◆ **TASK OBJECTIVE**
Carry none of the pictures over; set down the material below exactly.

* Begin DATASET EXCERPTS *

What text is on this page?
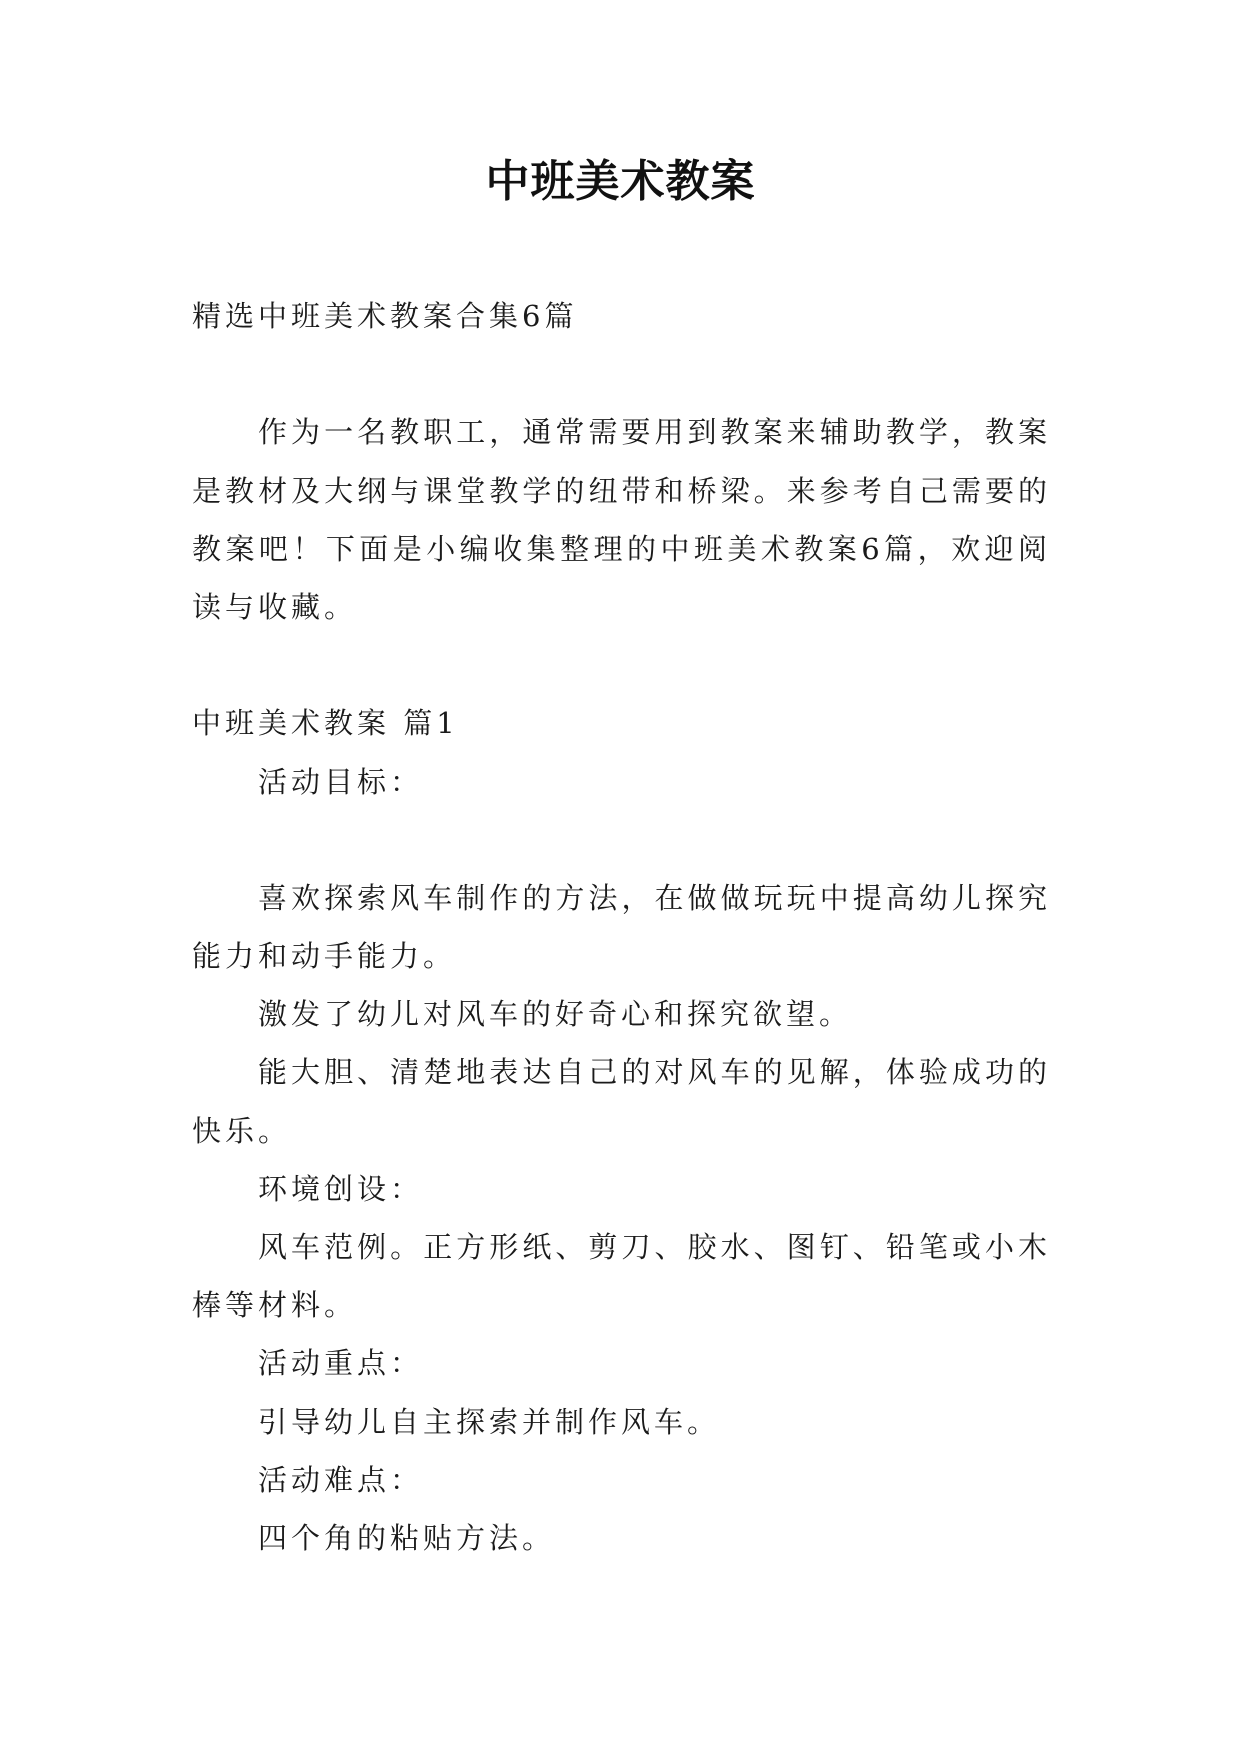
中班美术教案
精选中班美术教案合集6篇
作为一名教职工，通常需要用到教案来辅助教学，教案
是教材及大纲与课堂教学的纽带和桥梁。来参考自己需要的
教案吧！下面是小编收集整理的中班美术教案6篇，欢迎阅
读与收藏。
中班美术教案 篇1
活动目标：
喜欢探索风车制作的方法，在做做玩玩中提高幼儿探究
能力和动手能力。
激发了幼儿对风车的好奇心和探究欲望。
能大胆、清楚地表达自己的对风车的见解，体验成功的
快乐。
环境创设：
风车范例。正方形纸、剪刀、胶水、图钉、铅笔或小木
棒等材料。
活动重点：
引导幼儿自主探索并制作风车。
活动难点：
四个角的粘贴方法。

* End DATASET EXCERPTS *

◆ **TASK SOLUTION**
What text is on this page?
中班美术教案
精选中班美术教案合集6篇
作为一名教职工，通常需要用到教案来辅助教学，教案
是教材及大纲与课堂教学的纽带和桥梁。来参考自己需要的
教案吧！下面是小编收集整理的中班美术教案6篇，欢迎阅
读与收藏。
中班美术教案 篇1
活动目标：
喜欢探索风车制作的方法，在做做玩玩中提高幼儿探究
能力和动手能力。
激发了幼儿对风车的好奇心和探究欲望。
能大胆、清楚地表达自己的对风车的见解，体验成功的
快乐。
环境创设：
风车范例。正方形纸、剪刀、胶水、图钉、铅笔或小木
棒等材料。
活动重点：
引导幼儿自主探索并制作风车。
活动难点：
四个角的粘贴方法。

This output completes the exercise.